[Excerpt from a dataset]
[start]
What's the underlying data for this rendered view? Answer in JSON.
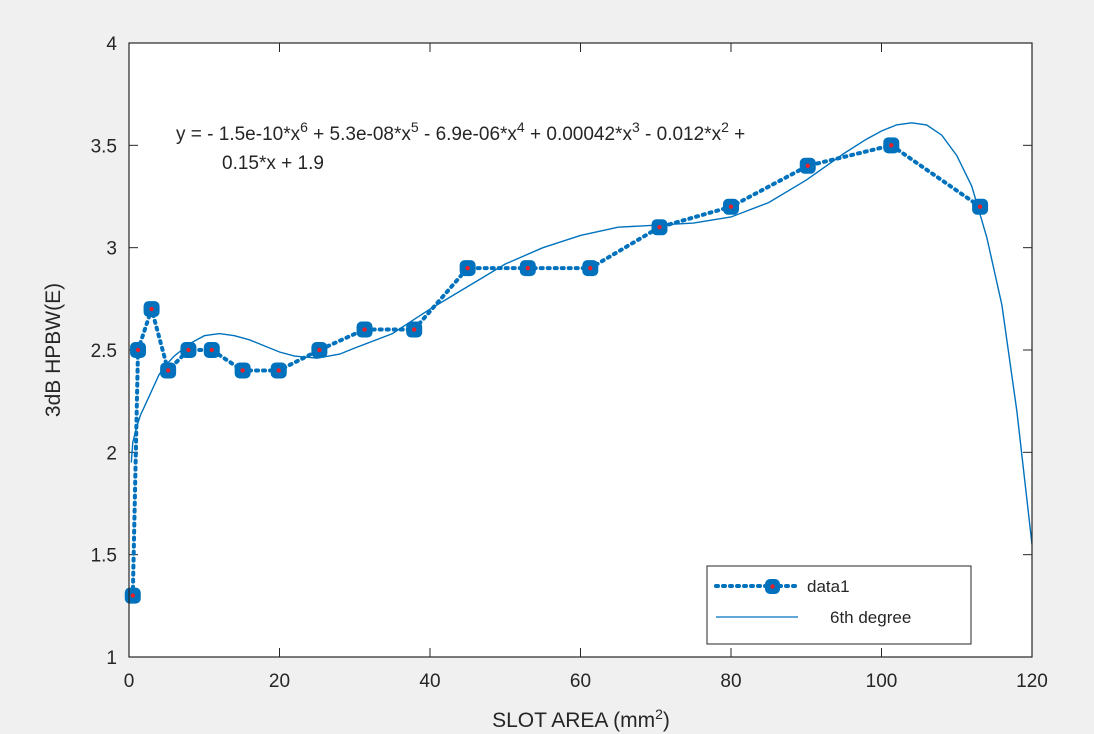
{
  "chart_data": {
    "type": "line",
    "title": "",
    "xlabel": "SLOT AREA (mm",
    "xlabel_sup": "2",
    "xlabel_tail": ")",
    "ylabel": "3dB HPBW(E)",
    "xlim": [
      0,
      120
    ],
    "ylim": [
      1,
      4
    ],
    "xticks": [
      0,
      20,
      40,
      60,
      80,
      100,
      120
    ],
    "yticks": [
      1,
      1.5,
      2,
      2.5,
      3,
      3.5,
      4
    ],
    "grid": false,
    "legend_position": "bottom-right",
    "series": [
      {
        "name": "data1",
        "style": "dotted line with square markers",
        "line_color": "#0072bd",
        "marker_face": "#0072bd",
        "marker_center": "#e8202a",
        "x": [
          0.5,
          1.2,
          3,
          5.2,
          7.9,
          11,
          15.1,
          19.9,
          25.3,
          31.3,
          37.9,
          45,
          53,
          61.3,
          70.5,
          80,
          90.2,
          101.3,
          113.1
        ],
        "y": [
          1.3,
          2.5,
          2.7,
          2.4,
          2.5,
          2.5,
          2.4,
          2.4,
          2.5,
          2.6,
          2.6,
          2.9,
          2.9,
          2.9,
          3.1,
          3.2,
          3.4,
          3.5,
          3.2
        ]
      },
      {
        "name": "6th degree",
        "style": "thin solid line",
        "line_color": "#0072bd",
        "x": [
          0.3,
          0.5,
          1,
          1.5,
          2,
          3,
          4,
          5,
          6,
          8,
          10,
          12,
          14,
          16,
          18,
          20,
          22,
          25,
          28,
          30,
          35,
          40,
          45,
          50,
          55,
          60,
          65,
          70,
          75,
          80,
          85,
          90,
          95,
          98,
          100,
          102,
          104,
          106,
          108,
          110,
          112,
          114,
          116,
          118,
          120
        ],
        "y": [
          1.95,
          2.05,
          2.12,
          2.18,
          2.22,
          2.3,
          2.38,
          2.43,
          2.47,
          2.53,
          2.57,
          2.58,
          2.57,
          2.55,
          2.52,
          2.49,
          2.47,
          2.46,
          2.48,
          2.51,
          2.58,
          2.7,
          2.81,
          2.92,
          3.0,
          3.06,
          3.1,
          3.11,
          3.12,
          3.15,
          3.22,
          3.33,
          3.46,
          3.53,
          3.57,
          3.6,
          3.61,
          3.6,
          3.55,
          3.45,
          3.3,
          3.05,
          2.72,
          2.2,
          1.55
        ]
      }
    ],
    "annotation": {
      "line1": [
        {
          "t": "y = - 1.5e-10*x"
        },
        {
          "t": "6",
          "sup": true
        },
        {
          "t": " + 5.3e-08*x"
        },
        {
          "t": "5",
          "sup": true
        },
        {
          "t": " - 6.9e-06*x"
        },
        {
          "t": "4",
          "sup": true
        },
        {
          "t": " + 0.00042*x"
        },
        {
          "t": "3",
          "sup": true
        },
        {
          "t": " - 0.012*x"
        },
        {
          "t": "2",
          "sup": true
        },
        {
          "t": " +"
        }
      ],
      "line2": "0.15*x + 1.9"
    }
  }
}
[end]
[start]
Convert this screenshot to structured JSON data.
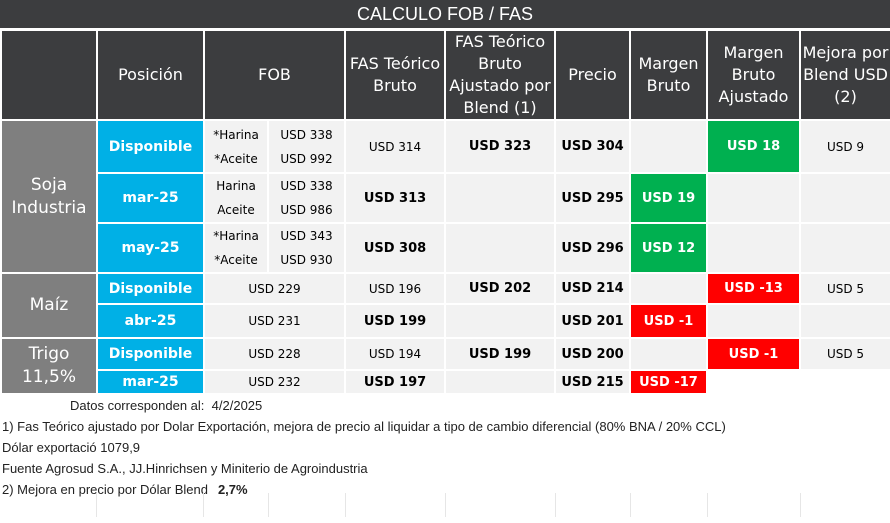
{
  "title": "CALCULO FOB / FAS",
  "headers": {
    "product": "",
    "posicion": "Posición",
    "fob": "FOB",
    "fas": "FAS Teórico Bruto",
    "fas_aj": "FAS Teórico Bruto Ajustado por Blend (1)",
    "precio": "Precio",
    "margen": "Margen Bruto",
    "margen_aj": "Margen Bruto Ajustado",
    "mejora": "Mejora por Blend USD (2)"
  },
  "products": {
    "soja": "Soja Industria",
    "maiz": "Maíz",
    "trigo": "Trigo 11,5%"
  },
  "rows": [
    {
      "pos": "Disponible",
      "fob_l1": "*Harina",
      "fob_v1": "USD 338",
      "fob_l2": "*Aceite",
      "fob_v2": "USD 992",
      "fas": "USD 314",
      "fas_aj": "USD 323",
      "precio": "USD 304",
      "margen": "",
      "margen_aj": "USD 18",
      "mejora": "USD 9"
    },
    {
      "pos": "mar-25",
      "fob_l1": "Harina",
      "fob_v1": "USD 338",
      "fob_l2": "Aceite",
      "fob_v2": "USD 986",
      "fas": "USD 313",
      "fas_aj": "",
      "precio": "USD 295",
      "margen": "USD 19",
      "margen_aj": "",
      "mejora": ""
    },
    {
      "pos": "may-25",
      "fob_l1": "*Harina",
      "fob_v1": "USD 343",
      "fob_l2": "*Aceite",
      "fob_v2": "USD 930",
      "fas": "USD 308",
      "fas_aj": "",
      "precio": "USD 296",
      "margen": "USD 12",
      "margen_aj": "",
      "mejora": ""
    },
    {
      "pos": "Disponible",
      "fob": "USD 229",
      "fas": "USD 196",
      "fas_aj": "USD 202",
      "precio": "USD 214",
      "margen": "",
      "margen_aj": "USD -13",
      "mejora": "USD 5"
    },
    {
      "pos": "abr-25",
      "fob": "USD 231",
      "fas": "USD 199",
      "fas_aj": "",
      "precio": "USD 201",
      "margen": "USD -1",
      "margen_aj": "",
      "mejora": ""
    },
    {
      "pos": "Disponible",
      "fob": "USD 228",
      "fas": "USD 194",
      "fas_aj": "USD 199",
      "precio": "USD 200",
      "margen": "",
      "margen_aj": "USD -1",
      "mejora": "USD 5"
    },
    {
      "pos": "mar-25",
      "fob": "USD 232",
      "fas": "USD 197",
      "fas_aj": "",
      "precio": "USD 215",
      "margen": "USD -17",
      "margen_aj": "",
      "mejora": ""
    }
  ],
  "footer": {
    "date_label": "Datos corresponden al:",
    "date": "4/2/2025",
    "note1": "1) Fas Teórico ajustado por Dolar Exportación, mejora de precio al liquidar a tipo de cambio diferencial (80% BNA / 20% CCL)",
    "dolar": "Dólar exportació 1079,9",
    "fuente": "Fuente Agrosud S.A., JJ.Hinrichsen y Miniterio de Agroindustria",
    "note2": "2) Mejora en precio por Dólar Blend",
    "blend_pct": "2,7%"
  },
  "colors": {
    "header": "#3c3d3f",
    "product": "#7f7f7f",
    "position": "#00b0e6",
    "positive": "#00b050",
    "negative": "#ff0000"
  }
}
[end]
(EXERCISE TASK): Select from the material above each line in which the string "this" appears, and list those lines.

(WRITTEN RESPONSE):
What's the underlying data for this rendered view? Answer in JSON.
Convert this screenshot to structured JSON data.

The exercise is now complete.